## Records for this exercise
···

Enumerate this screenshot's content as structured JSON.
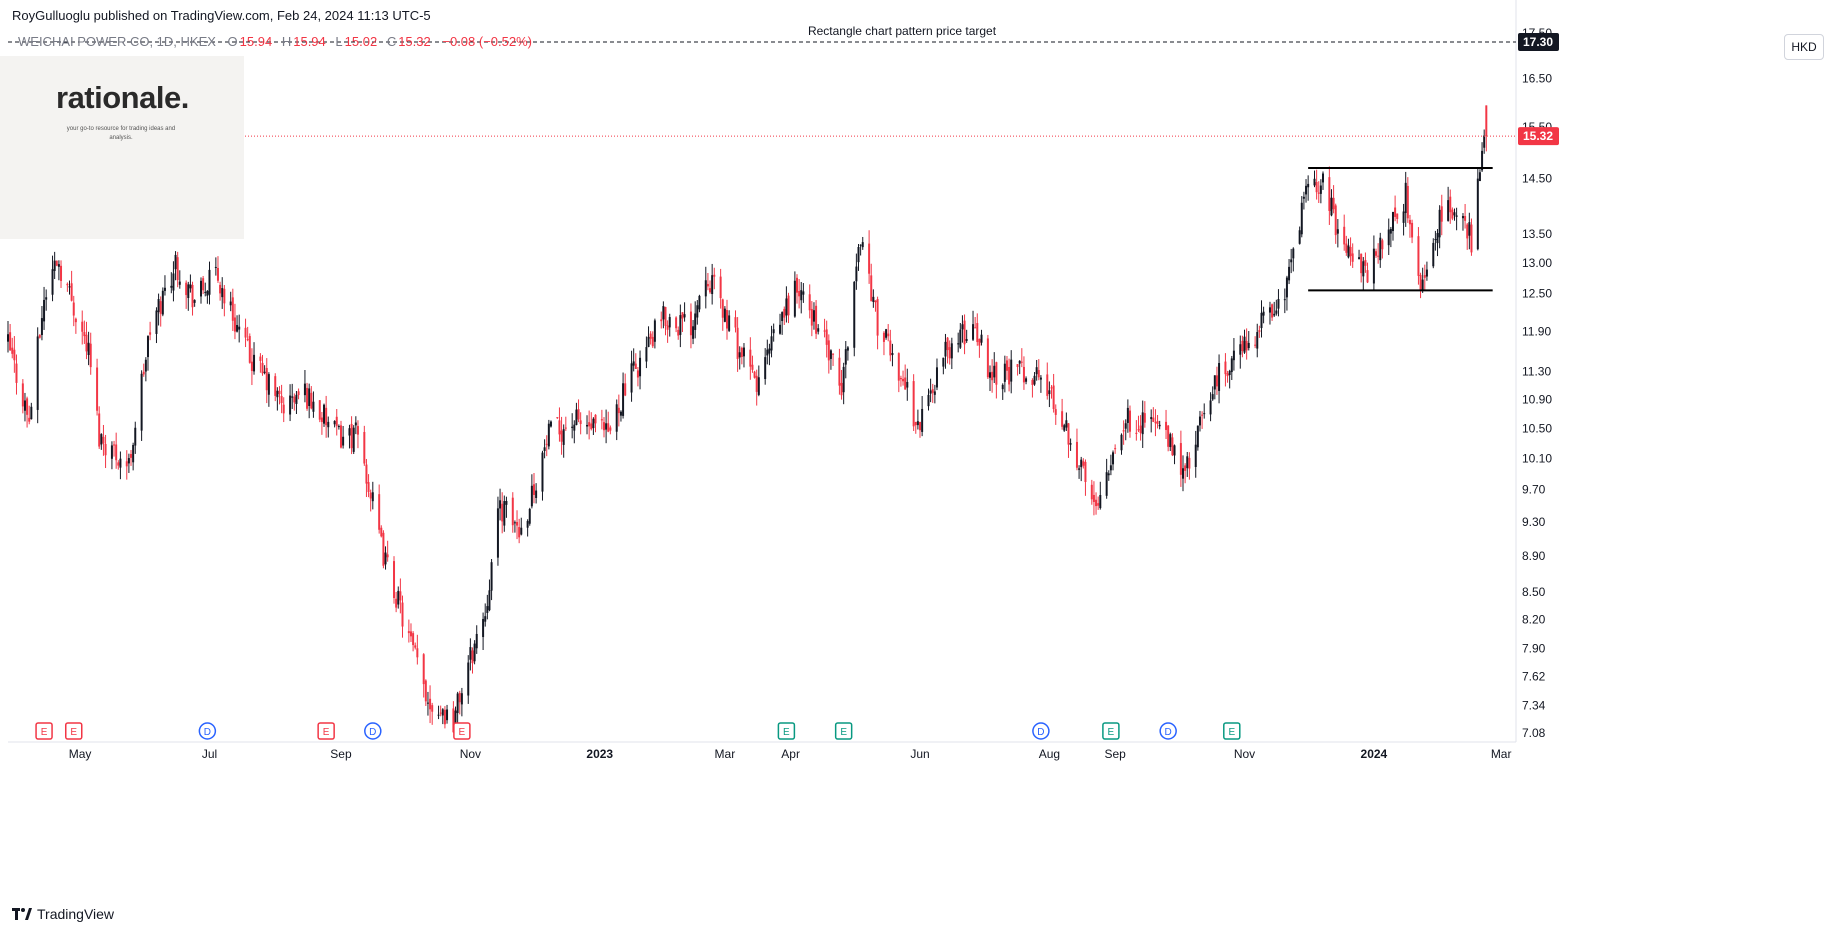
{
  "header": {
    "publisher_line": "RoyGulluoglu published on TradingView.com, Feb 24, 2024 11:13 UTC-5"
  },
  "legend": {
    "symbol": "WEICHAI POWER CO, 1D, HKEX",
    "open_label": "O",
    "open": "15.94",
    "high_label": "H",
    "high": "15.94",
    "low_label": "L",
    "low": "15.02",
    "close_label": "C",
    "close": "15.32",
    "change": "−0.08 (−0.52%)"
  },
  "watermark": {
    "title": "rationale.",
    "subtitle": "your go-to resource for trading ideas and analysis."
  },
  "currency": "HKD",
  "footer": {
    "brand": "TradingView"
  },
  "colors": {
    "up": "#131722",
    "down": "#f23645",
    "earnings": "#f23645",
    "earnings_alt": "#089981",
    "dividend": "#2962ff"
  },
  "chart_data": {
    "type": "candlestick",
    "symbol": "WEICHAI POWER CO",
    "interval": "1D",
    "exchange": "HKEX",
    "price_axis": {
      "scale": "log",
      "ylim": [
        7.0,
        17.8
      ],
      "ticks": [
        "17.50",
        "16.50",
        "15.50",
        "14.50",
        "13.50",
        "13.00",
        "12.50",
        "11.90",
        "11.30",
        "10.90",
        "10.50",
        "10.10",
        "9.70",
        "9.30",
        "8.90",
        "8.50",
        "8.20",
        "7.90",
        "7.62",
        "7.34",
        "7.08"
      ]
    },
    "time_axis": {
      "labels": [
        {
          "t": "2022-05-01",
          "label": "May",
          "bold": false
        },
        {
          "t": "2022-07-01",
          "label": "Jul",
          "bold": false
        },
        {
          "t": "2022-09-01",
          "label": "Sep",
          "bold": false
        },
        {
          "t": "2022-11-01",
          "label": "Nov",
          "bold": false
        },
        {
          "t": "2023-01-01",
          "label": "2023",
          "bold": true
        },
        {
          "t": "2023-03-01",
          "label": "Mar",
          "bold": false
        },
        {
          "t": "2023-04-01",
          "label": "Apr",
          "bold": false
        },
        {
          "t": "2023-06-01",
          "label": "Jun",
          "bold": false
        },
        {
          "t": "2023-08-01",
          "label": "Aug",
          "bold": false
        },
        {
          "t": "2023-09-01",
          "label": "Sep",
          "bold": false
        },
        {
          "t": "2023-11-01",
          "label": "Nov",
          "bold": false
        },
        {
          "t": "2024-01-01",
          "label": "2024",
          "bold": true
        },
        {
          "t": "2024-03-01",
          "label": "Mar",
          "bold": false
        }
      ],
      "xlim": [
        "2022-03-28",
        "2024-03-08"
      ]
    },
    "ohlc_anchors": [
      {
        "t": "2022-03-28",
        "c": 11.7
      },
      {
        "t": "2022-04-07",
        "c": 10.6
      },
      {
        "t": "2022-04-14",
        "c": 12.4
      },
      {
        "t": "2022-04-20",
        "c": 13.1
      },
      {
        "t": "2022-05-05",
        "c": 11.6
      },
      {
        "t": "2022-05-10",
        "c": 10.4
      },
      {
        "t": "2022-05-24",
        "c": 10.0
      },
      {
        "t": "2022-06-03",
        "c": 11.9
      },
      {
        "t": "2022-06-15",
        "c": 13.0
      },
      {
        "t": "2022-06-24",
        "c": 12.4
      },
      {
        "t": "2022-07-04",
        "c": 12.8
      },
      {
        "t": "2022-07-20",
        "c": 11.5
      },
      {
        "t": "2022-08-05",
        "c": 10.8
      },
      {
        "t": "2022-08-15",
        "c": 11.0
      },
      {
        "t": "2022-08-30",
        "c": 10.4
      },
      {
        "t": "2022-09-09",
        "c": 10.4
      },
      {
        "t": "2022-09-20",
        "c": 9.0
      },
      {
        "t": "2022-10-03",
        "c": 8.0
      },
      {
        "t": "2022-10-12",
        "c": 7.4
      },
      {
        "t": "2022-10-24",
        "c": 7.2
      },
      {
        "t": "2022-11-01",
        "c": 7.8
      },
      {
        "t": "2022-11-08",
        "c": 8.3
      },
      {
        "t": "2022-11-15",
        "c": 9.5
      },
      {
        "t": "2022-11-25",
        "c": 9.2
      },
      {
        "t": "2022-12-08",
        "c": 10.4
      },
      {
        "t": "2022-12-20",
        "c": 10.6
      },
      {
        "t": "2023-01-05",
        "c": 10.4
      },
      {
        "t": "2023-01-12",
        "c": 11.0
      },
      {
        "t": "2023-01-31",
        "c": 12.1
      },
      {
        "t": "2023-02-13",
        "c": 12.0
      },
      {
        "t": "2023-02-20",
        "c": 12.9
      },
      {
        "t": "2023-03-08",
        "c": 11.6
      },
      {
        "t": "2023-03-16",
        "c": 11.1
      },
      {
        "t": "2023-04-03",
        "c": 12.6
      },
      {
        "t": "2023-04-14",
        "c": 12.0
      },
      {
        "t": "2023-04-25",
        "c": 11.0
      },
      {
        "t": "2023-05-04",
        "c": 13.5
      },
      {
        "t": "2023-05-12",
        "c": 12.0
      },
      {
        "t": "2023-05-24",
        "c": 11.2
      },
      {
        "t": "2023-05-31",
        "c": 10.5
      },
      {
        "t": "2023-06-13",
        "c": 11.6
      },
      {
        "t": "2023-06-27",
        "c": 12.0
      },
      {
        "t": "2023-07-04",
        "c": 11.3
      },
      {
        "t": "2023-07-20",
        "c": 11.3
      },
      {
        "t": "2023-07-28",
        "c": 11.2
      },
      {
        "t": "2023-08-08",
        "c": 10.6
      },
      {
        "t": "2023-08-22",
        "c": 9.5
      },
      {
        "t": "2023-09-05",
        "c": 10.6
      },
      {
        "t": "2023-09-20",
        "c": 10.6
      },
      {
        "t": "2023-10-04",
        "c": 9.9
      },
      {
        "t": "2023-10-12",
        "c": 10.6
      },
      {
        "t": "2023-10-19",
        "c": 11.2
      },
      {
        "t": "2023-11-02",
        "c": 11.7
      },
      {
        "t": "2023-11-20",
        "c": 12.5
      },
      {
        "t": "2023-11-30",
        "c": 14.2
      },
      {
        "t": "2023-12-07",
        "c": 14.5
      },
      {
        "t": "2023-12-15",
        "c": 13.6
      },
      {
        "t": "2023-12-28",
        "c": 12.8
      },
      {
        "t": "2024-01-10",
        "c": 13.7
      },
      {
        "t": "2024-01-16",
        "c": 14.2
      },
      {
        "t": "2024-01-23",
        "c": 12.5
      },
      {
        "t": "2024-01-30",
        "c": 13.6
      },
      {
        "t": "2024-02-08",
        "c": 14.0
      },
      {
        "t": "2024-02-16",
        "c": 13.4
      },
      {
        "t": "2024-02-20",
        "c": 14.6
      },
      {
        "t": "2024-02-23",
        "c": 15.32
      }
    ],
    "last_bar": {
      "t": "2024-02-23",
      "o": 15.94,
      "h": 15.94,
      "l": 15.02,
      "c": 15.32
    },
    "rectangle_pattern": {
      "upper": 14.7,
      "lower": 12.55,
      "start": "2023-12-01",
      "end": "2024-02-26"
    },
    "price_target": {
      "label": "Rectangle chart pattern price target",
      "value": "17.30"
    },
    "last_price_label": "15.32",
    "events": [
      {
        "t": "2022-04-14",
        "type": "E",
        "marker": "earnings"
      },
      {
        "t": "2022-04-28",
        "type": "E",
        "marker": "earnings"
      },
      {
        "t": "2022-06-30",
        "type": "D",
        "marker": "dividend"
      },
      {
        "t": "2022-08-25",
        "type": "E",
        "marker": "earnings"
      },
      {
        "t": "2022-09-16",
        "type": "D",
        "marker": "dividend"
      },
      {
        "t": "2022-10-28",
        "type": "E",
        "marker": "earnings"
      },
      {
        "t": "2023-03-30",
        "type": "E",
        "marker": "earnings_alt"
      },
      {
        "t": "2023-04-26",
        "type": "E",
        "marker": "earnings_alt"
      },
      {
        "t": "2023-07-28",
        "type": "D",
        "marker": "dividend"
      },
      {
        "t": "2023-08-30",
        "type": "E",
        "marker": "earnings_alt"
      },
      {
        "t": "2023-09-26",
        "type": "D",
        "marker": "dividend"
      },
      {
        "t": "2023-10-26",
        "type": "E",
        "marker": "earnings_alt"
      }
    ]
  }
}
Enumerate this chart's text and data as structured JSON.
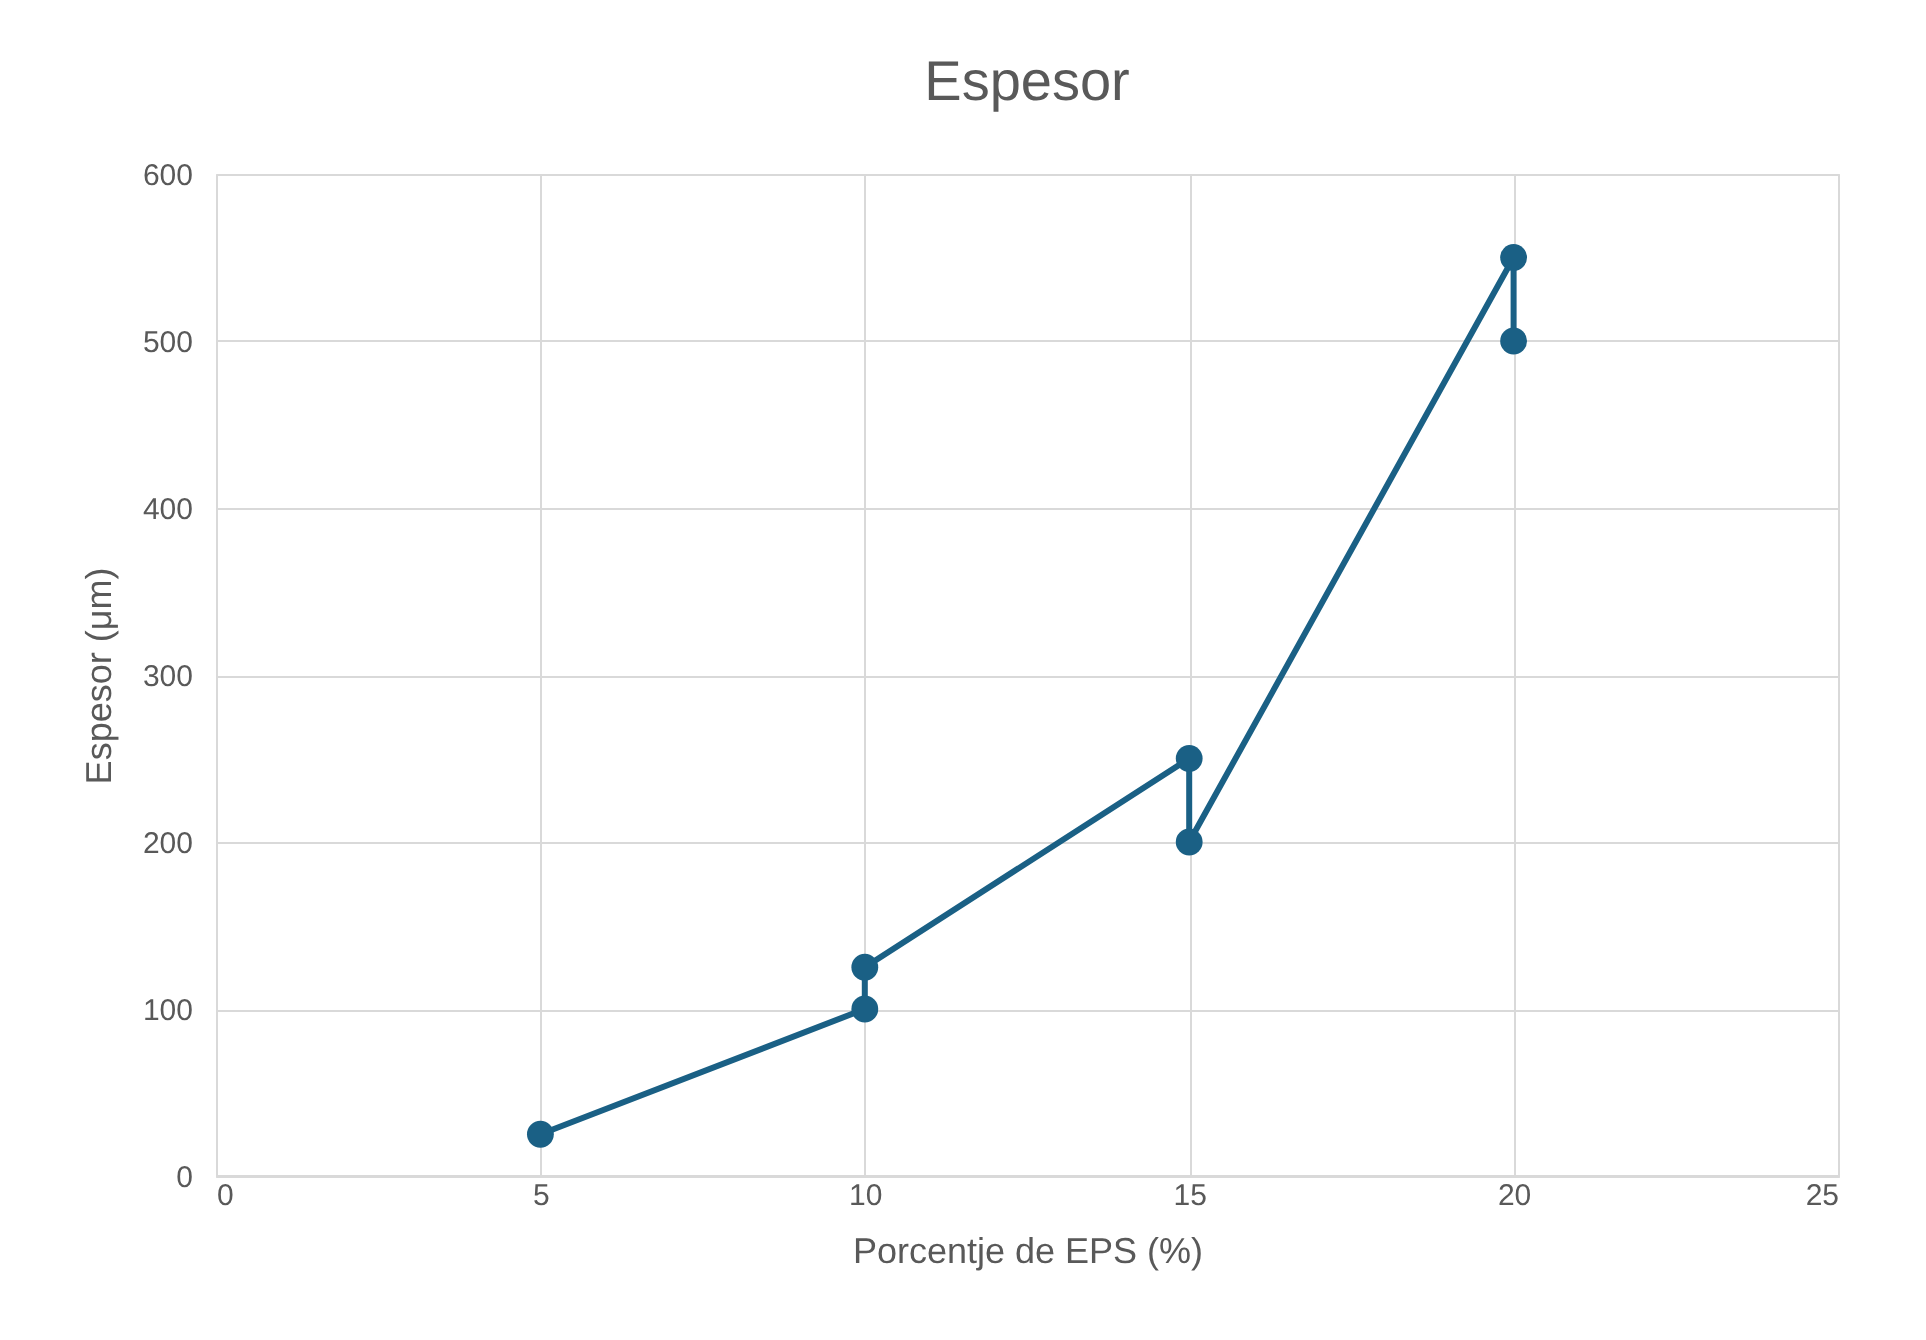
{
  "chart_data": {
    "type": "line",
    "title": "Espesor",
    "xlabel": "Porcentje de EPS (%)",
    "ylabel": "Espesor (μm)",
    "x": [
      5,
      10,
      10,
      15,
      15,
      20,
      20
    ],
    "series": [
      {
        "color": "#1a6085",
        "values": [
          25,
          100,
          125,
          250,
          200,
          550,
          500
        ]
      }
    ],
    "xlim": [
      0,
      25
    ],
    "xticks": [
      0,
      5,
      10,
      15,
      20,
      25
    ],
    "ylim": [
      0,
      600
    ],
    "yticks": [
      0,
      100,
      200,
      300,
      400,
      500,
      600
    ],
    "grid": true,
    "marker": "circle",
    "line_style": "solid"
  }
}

···

## Problem requirements
Collect each line of the entries that has the word "Enumerate", copying it in full.

## Response for this exercise
Enumerate this screenshot's content as structured JSON.
Enumerate this chart's text and data as structured JSON.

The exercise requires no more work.